## Instructions to follow
Output every line of the data exactly as it appears.

━━━━━━━━━━━━━━━━━━━━

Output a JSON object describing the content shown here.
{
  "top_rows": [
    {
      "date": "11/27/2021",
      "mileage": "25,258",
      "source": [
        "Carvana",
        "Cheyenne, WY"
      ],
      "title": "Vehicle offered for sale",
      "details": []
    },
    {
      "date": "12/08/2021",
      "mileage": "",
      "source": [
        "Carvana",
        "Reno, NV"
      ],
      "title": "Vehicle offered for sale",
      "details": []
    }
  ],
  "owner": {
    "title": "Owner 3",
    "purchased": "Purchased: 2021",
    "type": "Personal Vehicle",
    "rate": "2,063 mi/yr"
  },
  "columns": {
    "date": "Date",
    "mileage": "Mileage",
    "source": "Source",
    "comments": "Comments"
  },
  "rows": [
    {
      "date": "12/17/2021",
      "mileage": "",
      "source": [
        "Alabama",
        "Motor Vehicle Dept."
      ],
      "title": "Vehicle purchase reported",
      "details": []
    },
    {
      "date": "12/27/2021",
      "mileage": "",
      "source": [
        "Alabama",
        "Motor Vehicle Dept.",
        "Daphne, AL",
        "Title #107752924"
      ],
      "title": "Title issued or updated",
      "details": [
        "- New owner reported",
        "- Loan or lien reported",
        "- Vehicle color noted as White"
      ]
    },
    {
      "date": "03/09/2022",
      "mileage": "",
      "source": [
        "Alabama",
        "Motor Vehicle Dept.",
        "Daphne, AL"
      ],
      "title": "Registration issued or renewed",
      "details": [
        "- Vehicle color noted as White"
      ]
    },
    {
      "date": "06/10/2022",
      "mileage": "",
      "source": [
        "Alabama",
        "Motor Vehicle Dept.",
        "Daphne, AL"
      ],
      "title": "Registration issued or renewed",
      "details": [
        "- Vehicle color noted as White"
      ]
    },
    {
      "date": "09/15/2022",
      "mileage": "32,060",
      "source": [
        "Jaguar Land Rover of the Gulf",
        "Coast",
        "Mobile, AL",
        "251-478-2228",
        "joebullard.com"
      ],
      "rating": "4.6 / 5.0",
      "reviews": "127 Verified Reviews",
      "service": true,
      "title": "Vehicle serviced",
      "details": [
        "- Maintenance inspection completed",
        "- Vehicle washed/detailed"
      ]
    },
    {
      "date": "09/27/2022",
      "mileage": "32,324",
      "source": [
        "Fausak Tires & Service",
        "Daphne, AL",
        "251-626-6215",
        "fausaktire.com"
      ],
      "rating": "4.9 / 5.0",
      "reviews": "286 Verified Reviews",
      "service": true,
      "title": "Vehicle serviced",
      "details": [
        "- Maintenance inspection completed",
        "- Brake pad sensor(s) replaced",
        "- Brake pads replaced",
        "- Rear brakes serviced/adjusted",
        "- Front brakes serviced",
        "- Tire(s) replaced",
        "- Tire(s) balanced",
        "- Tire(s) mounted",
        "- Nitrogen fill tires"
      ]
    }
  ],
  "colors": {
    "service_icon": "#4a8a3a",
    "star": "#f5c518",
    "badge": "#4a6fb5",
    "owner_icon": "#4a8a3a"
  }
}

━━━━━━━━━━━━━━━━━━━━

## Answer to the exercise
Output a JSON object describing the content shown here.
{
  "top_rows": [
    {
      "date": "11/27/2021",
      "mileage": "25,258",
      "source": [
        "Carvana",
        "Cheyenne, WY"
      ],
      "title": "Vehicle offered for sale",
      "details": []
    },
    {
      "date": "12/08/2021",
      "mileage": "",
      "source": [
        "Carvana",
        "Reno, NV"
      ],
      "title": "Vehicle offered for sale",
      "details": []
    }
  ],
  "owner": {
    "title": "Owner 3",
    "purchased": "Purchased: 2021",
    "type": "Personal Vehicle",
    "rate": "2,063 mi/yr"
  },
  "columns": {
    "date": "Date",
    "mileage": "Mileage",
    "source": "Source",
    "comments": "Comments"
  },
  "rows": [
    {
      "date": "12/17/2021",
      "mileage": "",
      "source": [
        "Alabama",
        "Motor Vehicle Dept."
      ],
      "title": "Vehicle purchase reported",
      "details": []
    },
    {
      "date": "12/27/2021",
      "mileage": "",
      "source": [
        "Alabama",
        "Motor Vehicle Dept.",
        "Daphne, AL",
        "Title #107752924"
      ],
      "title": "Title issued or updated",
      "details": [
        "- New owner reported",
        "- Loan or lien reported",
        "- Vehicle color noted as White"
      ]
    },
    {
      "date": "03/09/2022",
      "mileage": "",
      "source": [
        "Alabama",
        "Motor Vehicle Dept.",
        "Daphne, AL"
      ],
      "title": "Registration issued or renewed",
      "details": [
        "- Vehicle color noted as White"
      ]
    },
    {
      "date": "06/10/2022",
      "mileage": "",
      "source": [
        "Alabama",
        "Motor Vehicle Dept.",
        "Daphne, AL"
      ],
      "title": "Registration issued or renewed",
      "details": [
        "- Vehicle color noted as White"
      ]
    },
    {
      "date": "09/15/2022",
      "mileage": "32,060",
      "source": [
        "Jaguar Land Rover of the Gulf",
        "Coast",
        "Mobile, AL",
        "251-478-2228",
        "joebullard.com"
      ],
      "rating": "4.6 / 5.0",
      "reviews": "127 Verified Reviews",
      "service": true,
      "title": "Vehicle serviced",
      "details": [
        "- Maintenance inspection completed",
        "- Vehicle washed/detailed"
      ]
    },
    {
      "date": "09/27/2022",
      "mileage": "32,324",
      "source": [
        "Fausak Tires & Service",
        "Daphne, AL",
        "251-626-6215",
        "fausaktire.com"
      ],
      "rating": "4.9 / 5.0",
      "reviews": "286 Verified Reviews",
      "service": true,
      "title": "Vehicle serviced",
      "details": [
        "- Maintenance inspection completed",
        "- Brake pad sensor(s) replaced",
        "- Brake pads replaced",
        "- Rear brakes serviced/adjusted",
        "- Front brakes serviced",
        "- Tire(s) replaced",
        "- Tire(s) balanced",
        "- Tire(s) mounted",
        "- Nitrogen fill tires"
      ]
    }
  ],
  "colors": {
    "service_icon": "#4a8a3a",
    "star": "#f5c518",
    "badge": "#4a6fb5",
    "owner_icon": "#4a8a3a"
  }
}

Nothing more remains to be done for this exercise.